— Start Exercise inputs —

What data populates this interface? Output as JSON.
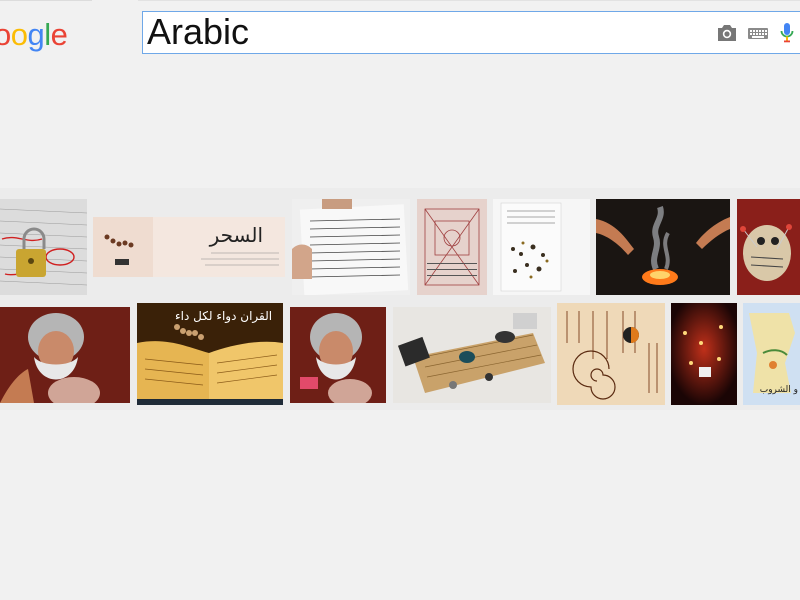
{
  "logo": {
    "visible_letters": [
      "o",
      "o",
      "g",
      "l",
      "e"
    ],
    "colors": [
      "#ea4335",
      "#fbbc05",
      "#4285f4",
      "#34a853",
      "#ea4335"
    ]
  },
  "search": {
    "query": "Arabic"
  },
  "icons": [
    "camera-icon",
    "keyboard-icon",
    "microphone-icon"
  ],
  "results": {
    "row1": [
      {
        "name": "red-marked-paper-padlock"
      },
      {
        "name": "sihr-banner",
        "text": "السحر"
      },
      {
        "name": "handwritten-talisman-paper"
      },
      {
        "name": "talisman-grid-sheet"
      },
      {
        "name": "herbs-on-talisman-paper"
      },
      {
        "name": "smoking-ritual-hands"
      },
      {
        "name": "voodoo-doll"
      }
    ],
    "row2": [
      {
        "name": "old-man-crystal-ball"
      },
      {
        "name": "quran-rosary",
        "text": "القران دواء لكل داء"
      },
      {
        "name": "old-man-crystal-ball-2"
      },
      {
        "name": "ritual-objects-on-mat"
      },
      {
        "name": "chinese-talisman-scroll"
      },
      {
        "name": "candles-in-dark"
      },
      {
        "name": "map-partial",
        "text": "و الشروب"
      }
    ]
  }
}
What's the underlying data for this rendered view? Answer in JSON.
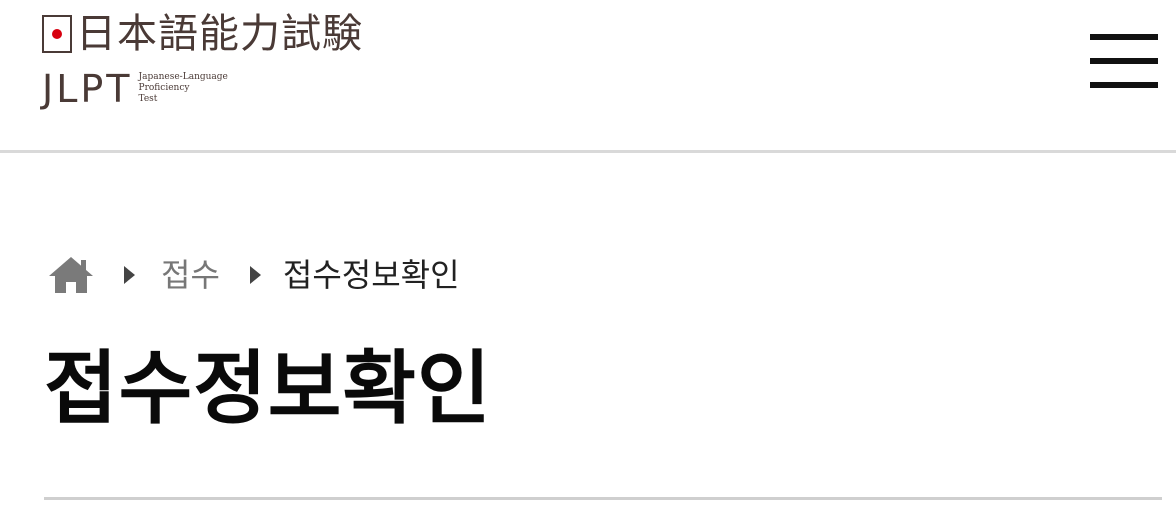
{
  "header": {
    "logo": {
      "kanji": "日本語能力試験",
      "abbr": "JLPT",
      "subtitle_lines": [
        "Japanese-Language",
        "Proficiency",
        "Test"
      ]
    },
    "menu_icon": "hamburger-menu-icon"
  },
  "breadcrumb": {
    "home_icon": "home-icon",
    "separator_icon": "triangle-right-icon",
    "items": [
      {
        "label": "접수"
      },
      {
        "label": "접수정보확인"
      }
    ]
  },
  "main": {
    "title": "접수정보확인"
  },
  "colors": {
    "logo_brown": "#4a3a36",
    "logo_red": "#d7000f",
    "breadcrumb_link": "#777777",
    "title": "#0a0a0a",
    "divider": "#cfcfcf"
  }
}
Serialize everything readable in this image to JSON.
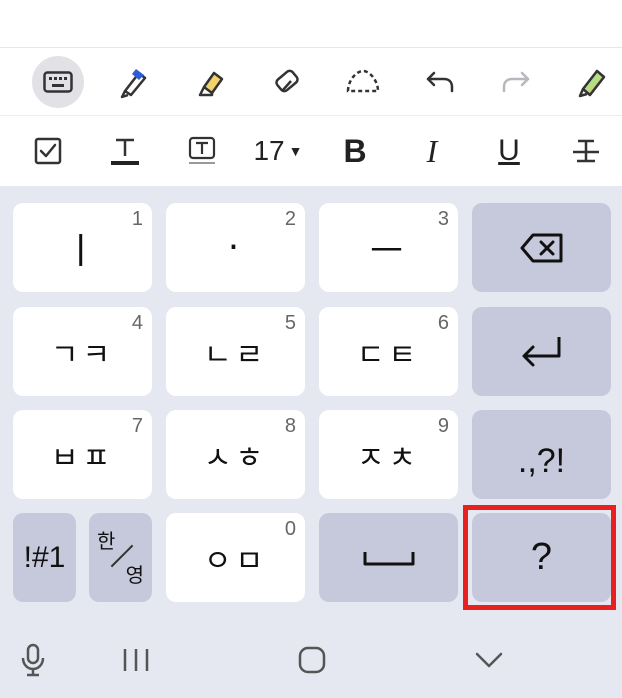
{
  "toolbar_top": {
    "tools": [
      {
        "name": "keyboard-toggle",
        "icon": "keyboard-icon",
        "active": true
      },
      {
        "name": "pen",
        "icon": "pen-icon"
      },
      {
        "name": "highlighter",
        "icon": "highlighter-icon"
      },
      {
        "name": "eraser",
        "icon": "eraser-icon"
      },
      {
        "name": "lasso",
        "icon": "lasso-icon"
      },
      {
        "name": "undo",
        "icon": "undo-icon"
      },
      {
        "name": "redo",
        "icon": "redo-icon",
        "disabled": true
      },
      {
        "name": "pen-settings",
        "icon": "multicolor-pen-icon"
      }
    ]
  },
  "toolbar_format": {
    "font_size": "17",
    "bold_label": "B",
    "italic_label": "I",
    "underline_label": "U",
    "tools": [
      "checkbox-icon",
      "text-color-icon",
      "text-box-icon",
      "font-size",
      "bold",
      "italic",
      "underline",
      "strikethrough"
    ]
  },
  "keyboard": {
    "keys": [
      {
        "id": "key-1",
        "label": "ㅣ",
        "number": "1"
      },
      {
        "id": "key-2",
        "label": "·",
        "number": "2"
      },
      {
        "id": "key-3",
        "label": "ㅡ",
        "number": "3"
      },
      {
        "id": "key-4",
        "label": "ㄱㅋ",
        "number": "4"
      },
      {
        "id": "key-5",
        "label": "ㄴㄹ",
        "number": "5"
      },
      {
        "id": "key-6",
        "label": "ㄷㅌ",
        "number": "6"
      },
      {
        "id": "key-7",
        "label": "ㅂㅍ",
        "number": "7"
      },
      {
        "id": "key-8",
        "label": "ㅅㅎ",
        "number": "8"
      },
      {
        "id": "key-9",
        "label": "ㅈㅊ",
        "number": "9"
      },
      {
        "id": "key-0",
        "label": "ㅇㅁ",
        "number": "0"
      }
    ],
    "punct_label": ".,?!",
    "symbols_label": "!#1",
    "lang_top": "한",
    "lang_bottom": "영",
    "question_label": "?",
    "colors": {
      "key_bg": "#ffffff",
      "func_key_bg": "#c6c9dc",
      "keyboard_bg": "#e6e8f1",
      "highlight": "#e8201f",
      "pen_blue": "#2f5bd8",
      "highlighter_yellow": "#f2d36b"
    }
  },
  "navbar": {
    "icons": [
      "microphone-icon",
      "recent-apps-icon",
      "home-icon",
      "hide-keyboard-icon"
    ]
  }
}
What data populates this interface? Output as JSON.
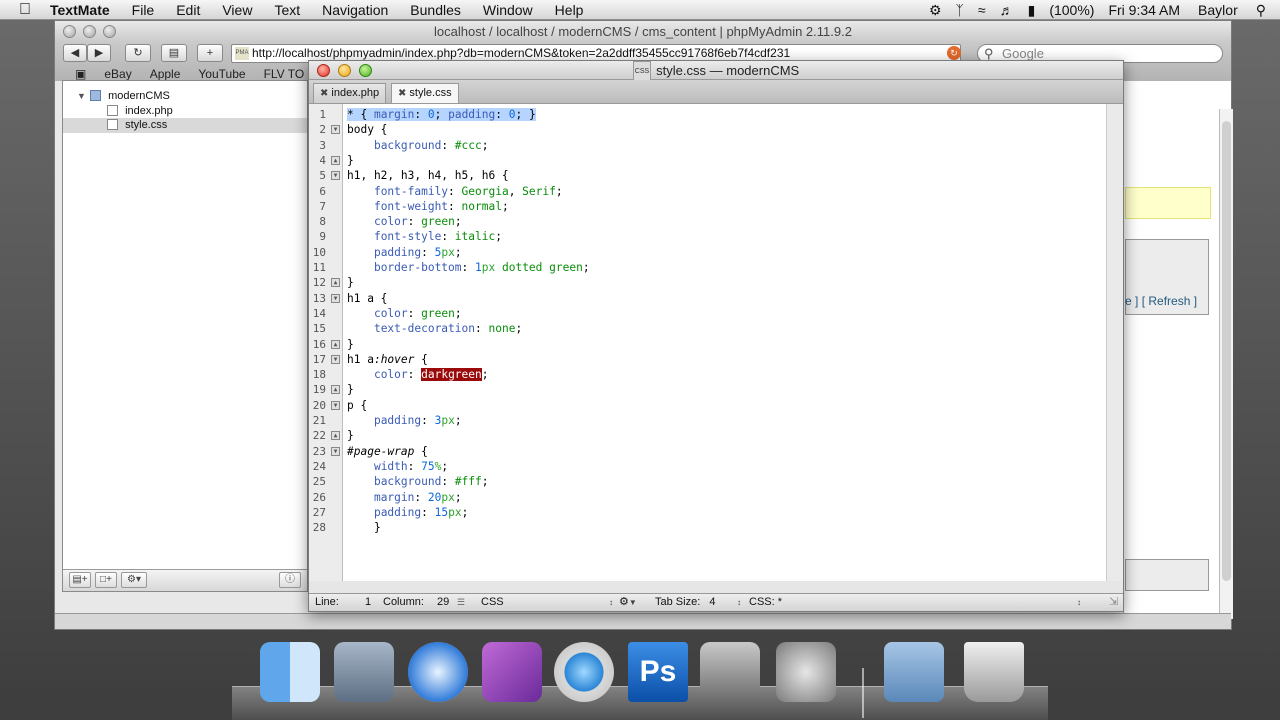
{
  "menubar": {
    "app_name": "TextMate",
    "menus": [
      "File",
      "Edit",
      "View",
      "Text",
      "Navigation",
      "Bundles",
      "Window",
      "Help"
    ],
    "battery": "(100%)",
    "clock": "Fri 9:34 AM",
    "user": "Baylor"
  },
  "browser": {
    "title": "localhost / localhost / modernCMS / cms_content | phpMyAdmin 2.11.9.2",
    "url": "http://localhost/phpmyadmin/index.php?db=modernCMS&token=2a2ddff35455cc91768f6eb7f4cdf231",
    "search_placeholder": "Google",
    "bookmarks": [
      "eBay",
      "Apple",
      "YouTube",
      "FLV TO"
    ],
    "refresh_link": "[ Refresh ]"
  },
  "drawer": {
    "project": "modernCMS",
    "files": [
      "index.php",
      "style.css"
    ],
    "selected": "style.css"
  },
  "editor": {
    "title": "style.css — modernCMS",
    "tabs": [
      "index.php",
      "style.css"
    ],
    "status": {
      "line_label": "Line:",
      "line": "1",
      "column_label": "Column:",
      "column": "29",
      "language": "CSS",
      "tab_size_label": "Tab Size:",
      "tab_size": "4",
      "symbol": "CSS: *"
    },
    "code_lines": [
      "* { margin: 0; padding: 0; }",
      "body {",
      "    background: #ccc;",
      "}",
      "h1, h2, h3, h4, h5, h6 {",
      "    font-family: Georgia, Serif;",
      "    font-weight: normal;",
      "    color: green;",
      "    font-style: italic;",
      "    padding: 5px;",
      "    border-bottom: 1px dotted green;",
      "}",
      "h1 a {",
      "    color: green;",
      "    text-decoration: none;",
      "}",
      "h1 a:hover {",
      "    color: darkgreen;",
      "}",
      "p {",
      "    padding: 3px;",
      "}",
      "#page-wrap {",
      "    width: 75%;",
      "    background: #fff;",
      "    margin: 20px;",
      "    padding: 15px;",
      "    }"
    ],
    "fold_lines": [
      2,
      4,
      5,
      12,
      13,
      16,
      17,
      19,
      20,
      22,
      23
    ]
  },
  "dock": {
    "items": [
      "finder-icon",
      "mail-icon",
      "safari-icon",
      "iphoto-icon",
      "itunes-icon",
      "photoshop-icon",
      "imovie-icon",
      "system-preferences-icon",
      "downloads-icon",
      "trash-icon"
    ],
    "photoshop_label": "Ps"
  }
}
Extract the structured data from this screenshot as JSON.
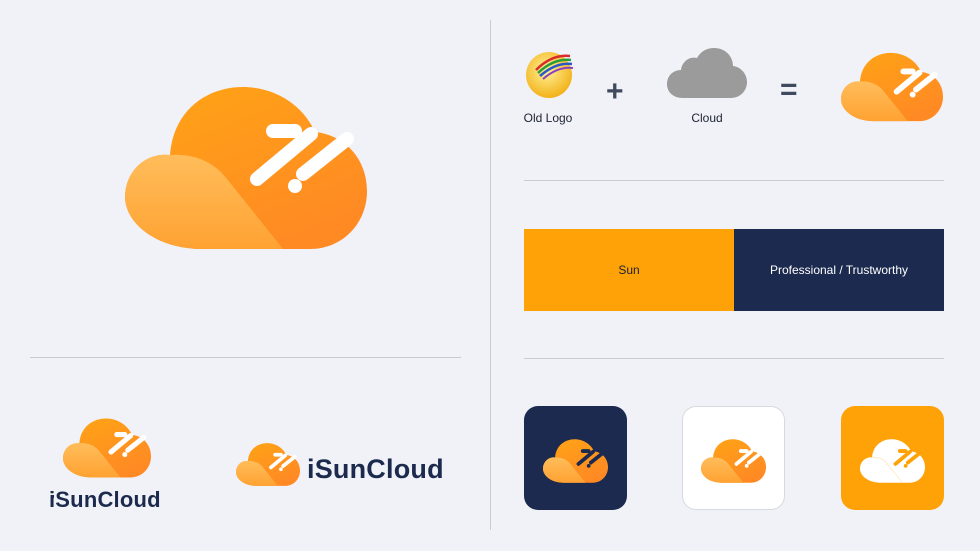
{
  "brand": {
    "name": "iSunCloud",
    "wordmark_rest": "SunCloud"
  },
  "equation": {
    "old_logo_label": "Old Logo",
    "cloud_label": "Cloud",
    "plus_symbol": "+",
    "equals_symbol": "="
  },
  "palette": {
    "sun": {
      "label": "Sun",
      "color": "#ffa208"
    },
    "navy": {
      "label": "Professional / Trustworthy",
      "color": "#1b2a4e"
    }
  },
  "app_icons": {
    "backgrounds": [
      "#1b2a4e",
      "#ffffff",
      "#ffa208"
    ]
  },
  "colors": {
    "cloud_top": "#ffa020",
    "cloud_bottom": "#ff8a1c",
    "cloud_light": "#ffb756",
    "grey_cloud": "#9a9a9a",
    "background": "#f1f2f8"
  }
}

— End Exercise inputs —

# What this task involves
Every line is to be duplicated exactly, though pictures stay out.

# Expected answer
What data populates this interface? Output as JSON.
{
  "logo": {
    "visible_letters": [
      "o",
      "o",
      "g",
      "l",
      "e"
    ],
    "colors": [
      "#ea4335",
      "#fbbc05",
      "#4285f4",
      "#34a853",
      "#ea4335"
    ]
  },
  "search": {
    "query": "Arabic"
  },
  "icons": [
    "camera-icon",
    "keyboard-icon",
    "microphone-icon"
  ],
  "results": {
    "row1": [
      {
        "name": "red-marked-paper-padlock"
      },
      {
        "name": "sihr-banner",
        "text": "السحر"
      },
      {
        "name": "handwritten-talisman-paper"
      },
      {
        "name": "talisman-grid-sheet"
      },
      {
        "name": "herbs-on-talisman-paper"
      },
      {
        "name": "smoking-ritual-hands"
      },
      {
        "name": "voodoo-doll"
      }
    ],
    "row2": [
      {
        "name": "old-man-crystal-ball"
      },
      {
        "name": "quran-rosary",
        "text": "القران دواء لكل داء"
      },
      {
        "name": "old-man-crystal-ball-2"
      },
      {
        "name": "ritual-objects-on-mat"
      },
      {
        "name": "chinese-talisman-scroll"
      },
      {
        "name": "candles-in-dark"
      },
      {
        "name": "map-partial",
        "text": "و الشروب"
      }
    ]
  }
}
What's the underlying data for this rendered view? Answer in JSON.
{
  "header": {
    "logo": {
      "kanji": "日本語能力試験",
      "abbr": "JLPT",
      "subtitle_lines": [
        "Japanese-Language",
        "Proficiency",
        "Test"
      ]
    },
    "menu_icon": "hamburger-menu-icon"
  },
  "breadcrumb": {
    "home_icon": "home-icon",
    "separator_icon": "triangle-right-icon",
    "items": [
      {
        "label": "접수"
      },
      {
        "label": "접수정보확인"
      }
    ]
  },
  "main": {
    "title": "접수정보확인"
  },
  "colors": {
    "logo_brown": "#4a3a36",
    "logo_red": "#d7000f",
    "breadcrumb_link": "#777777",
    "title": "#0a0a0a",
    "divider": "#cfcfcf"
  }
}
Serialize everything readable in this image to JSON.
{
  "toolbar_top": {
    "tools": [
      {
        "name": "keyboard-toggle",
        "icon": "keyboard-icon",
        "active": true
      },
      {
        "name": "pen",
        "icon": "pen-icon"
      },
      {
        "name": "highlighter",
        "icon": "highlighter-icon"
      },
      {
        "name": "eraser",
        "icon": "eraser-icon"
      },
      {
        "name": "lasso",
        "icon": "lasso-icon"
      },
      {
        "name": "undo",
        "icon": "undo-icon"
      },
      {
        "name": "redo",
        "icon": "redo-icon",
        "disabled": true
      },
      {
        "name": "pen-settings",
        "icon": "multicolor-pen-icon"
      }
    ]
  },
  "toolbar_format": {
    "font_size": "17",
    "bold_label": "B",
    "italic_label": "I",
    "underline_label": "U",
    "tools": [
      "checkbox-icon",
      "text-color-icon",
      "text-box-icon",
      "font-size",
      "bold",
      "italic",
      "underline",
      "strikethrough"
    ]
  },
  "keyboard": {
    "keys": [
      {
        "id": "key-1",
        "label": "ㅣ",
        "number": "1"
      },
      {
        "id": "key-2",
        "label": "·",
        "number": "2"
      },
      {
        "id": "key-3",
        "label": "ㅡ",
        "number": "3"
      },
      {
        "id": "key-4",
        "label": "ㄱㅋ",
        "number": "4"
      },
      {
        "id": "key-5",
        "label": "ㄴㄹ",
        "number": "5"
      },
      {
        "id": "key-6",
        "label": "ㄷㅌ",
        "number": "6"
      },
      {
        "id": "key-7",
        "label": "ㅂㅍ",
        "number": "7"
      },
      {
        "id": "key-8",
        "label": "ㅅㅎ",
        "number": "8"
      },
      {
        "id": "key-9",
        "label": "ㅈㅊ",
        "number": "9"
      },
      {
        "id": "key-0",
        "label": "ㅇㅁ",
        "number": "0"
      }
    ],
    "punct_label": ".,?!",
    "symbols_label": "!#1",
    "lang_top": "한",
    "lang_bottom": "영",
    "question_label": "?",
    "colors": {
      "key_bg": "#ffffff",
      "func_key_bg": "#c6c9dc",
      "keyboard_bg": "#e6e8f1",
      "highlight": "#e8201f",
      "pen_blue": "#2f5bd8",
      "highlighter_yellow": "#f2d36b"
    }
  },
  "navbar": {
    "icons": [
      "microphone-icon",
      "recent-apps-icon",
      "home-icon",
      "hide-keyboard-icon"
    ]
  }
}
What data populates this interface? Output as JSON.
{
  "menubar": {
    "app_name": "TextMate",
    "menus": [
      "File",
      "Edit",
      "View",
      "Text",
      "Navigation",
      "Bundles",
      "Window",
      "Help"
    ],
    "battery": "(100%)",
    "clock": "Fri 9:34 AM",
    "user": "Baylor"
  },
  "browser": {
    "title": "localhost / localhost / modernCMS / cms_content | phpMyAdmin 2.11.9.2",
    "url": "http://localhost/phpmyadmin/index.php?db=modernCMS&token=2a2ddff35455cc91768f6eb7f4cdf231",
    "search_placeholder": "Google",
    "bookmarks": [
      "eBay",
      "Apple",
      "YouTube",
      "FLV TO"
    ],
    "refresh_link": "[ Refresh ]"
  },
  "drawer": {
    "project": "modernCMS",
    "files": [
      "index.php",
      "style.css"
    ],
    "selected": "style.css"
  },
  "editor": {
    "title": "style.css — modernCMS",
    "tabs": [
      "index.php",
      "style.css"
    ],
    "status": {
      "line_label": "Line:",
      "line": "1",
      "column_label": "Column:",
      "column": "29",
      "language": "CSS",
      "tab_size_label": "Tab Size:",
      "tab_size": "4",
      "symbol": "CSS: *"
    },
    "code_lines": [
      "* { margin: 0; padding: 0; }",
      "body {",
      "    background: #ccc;",
      "}",
      "h1, h2, h3, h4, h5, h6 {",
      "    font-family: Georgia, Serif;",
      "    font-weight: normal;",
      "    color: green;",
      "    font-style: italic;",
      "    padding: 5px;",
      "    border-bottom: 1px dotted green;",
      "}",
      "h1 a {",
      "    color: green;",
      "    text-decoration: none;",
      "}",
      "h1 a:hover {",
      "    color: darkgreen;",
      "}",
      "p {",
      "    padding: 3px;",
      "}",
      "#page-wrap {",
      "    width: 75%;",
      "    background: #fff;",
      "    margin: 20px;",
      "    padding: 15px;",
      "    }"
    ],
    "fold_lines": [
      2,
      4,
      5,
      12,
      13,
      16,
      17,
      19,
      20,
      22,
      23
    ]
  },
  "dock": {
    "items": [
      "finder-icon",
      "mail-icon",
      "safari-icon",
      "iphoto-icon",
      "itunes-icon",
      "photoshop-icon",
      "imovie-icon",
      "system-preferences-icon",
      "downloads-icon",
      "trash-icon"
    ],
    "photoshop_label": "Ps"
  }
}
Extract the structured data from this screenshot as JSON.
{
  "brand": {
    "name": "iSunCloud",
    "wordmark_rest": "SunCloud"
  },
  "equation": {
    "old_logo_label": "Old Logo",
    "cloud_label": "Cloud",
    "plus_symbol": "+",
    "equals_symbol": "="
  },
  "palette": {
    "sun": {
      "label": "Sun",
      "color": "#ffa208"
    },
    "navy": {
      "label": "Professional / Trustworthy",
      "color": "#1b2a4e"
    }
  },
  "app_icons": {
    "backgrounds": [
      "#1b2a4e",
      "#ffffff",
      "#ffa208"
    ]
  },
  "colors": {
    "cloud_top": "#ffa020",
    "cloud_bottom": "#ff8a1c",
    "cloud_light": "#ffb756",
    "grey_cloud": "#9a9a9a",
    "background": "#f1f2f8"
  }
}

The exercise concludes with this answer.